> [Exercise requirements] Beneath this task is a listing. State how many of its lines include the string "Administrator", giving nothing but the number.

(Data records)
-------------------------

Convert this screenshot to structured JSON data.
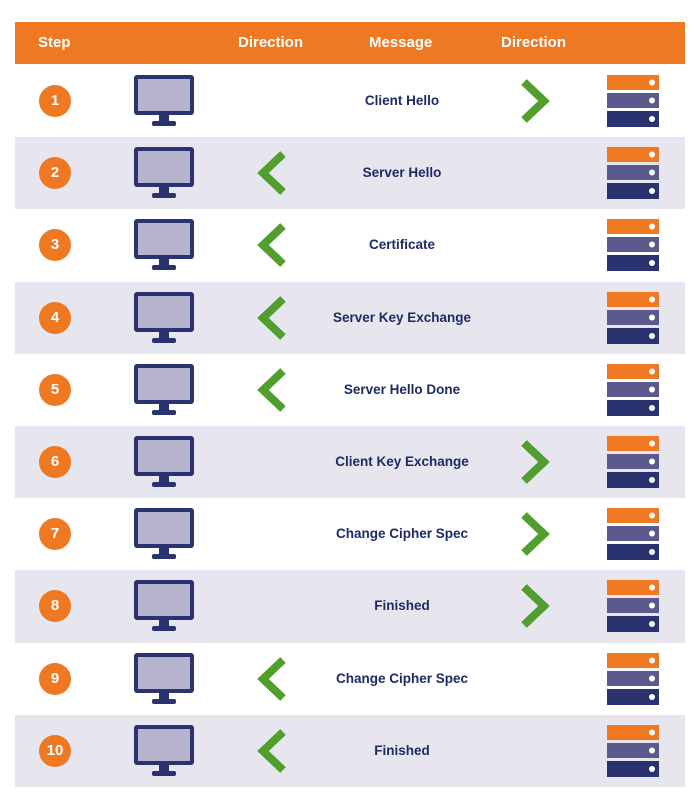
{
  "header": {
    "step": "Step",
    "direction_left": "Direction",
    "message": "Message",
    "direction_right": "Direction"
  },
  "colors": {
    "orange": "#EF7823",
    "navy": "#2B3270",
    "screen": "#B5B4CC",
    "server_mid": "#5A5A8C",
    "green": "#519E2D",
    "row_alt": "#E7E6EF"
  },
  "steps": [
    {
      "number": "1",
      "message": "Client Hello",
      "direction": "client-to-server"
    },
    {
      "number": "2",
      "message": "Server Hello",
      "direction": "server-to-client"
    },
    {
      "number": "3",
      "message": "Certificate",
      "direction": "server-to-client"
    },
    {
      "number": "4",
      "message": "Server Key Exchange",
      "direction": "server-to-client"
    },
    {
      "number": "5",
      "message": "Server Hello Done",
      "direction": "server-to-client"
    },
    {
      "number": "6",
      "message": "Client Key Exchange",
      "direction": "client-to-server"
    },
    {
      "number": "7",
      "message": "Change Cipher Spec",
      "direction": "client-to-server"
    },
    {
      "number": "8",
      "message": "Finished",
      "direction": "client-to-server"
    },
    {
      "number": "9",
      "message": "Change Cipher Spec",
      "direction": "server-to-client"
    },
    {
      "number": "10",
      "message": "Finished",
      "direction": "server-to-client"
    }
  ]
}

-------------------------

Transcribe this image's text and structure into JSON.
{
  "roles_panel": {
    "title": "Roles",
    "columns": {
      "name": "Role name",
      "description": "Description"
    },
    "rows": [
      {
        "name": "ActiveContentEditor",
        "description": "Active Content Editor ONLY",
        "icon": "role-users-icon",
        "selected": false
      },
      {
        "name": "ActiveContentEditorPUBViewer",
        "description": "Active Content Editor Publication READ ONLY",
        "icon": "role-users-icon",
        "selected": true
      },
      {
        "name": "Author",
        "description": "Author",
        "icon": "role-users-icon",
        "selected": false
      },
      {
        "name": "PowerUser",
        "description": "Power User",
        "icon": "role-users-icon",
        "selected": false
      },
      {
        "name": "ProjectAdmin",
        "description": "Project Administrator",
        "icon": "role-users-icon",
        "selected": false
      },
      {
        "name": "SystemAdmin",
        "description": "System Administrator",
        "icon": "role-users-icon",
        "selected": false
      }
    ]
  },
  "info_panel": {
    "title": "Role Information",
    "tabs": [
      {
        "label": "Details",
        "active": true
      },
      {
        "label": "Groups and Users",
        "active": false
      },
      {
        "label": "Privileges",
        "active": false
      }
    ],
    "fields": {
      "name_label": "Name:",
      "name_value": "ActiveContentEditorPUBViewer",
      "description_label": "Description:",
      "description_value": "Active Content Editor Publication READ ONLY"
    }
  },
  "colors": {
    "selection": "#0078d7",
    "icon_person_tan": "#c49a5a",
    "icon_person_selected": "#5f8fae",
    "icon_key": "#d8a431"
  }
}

-------------------------

> [Problem solution] 2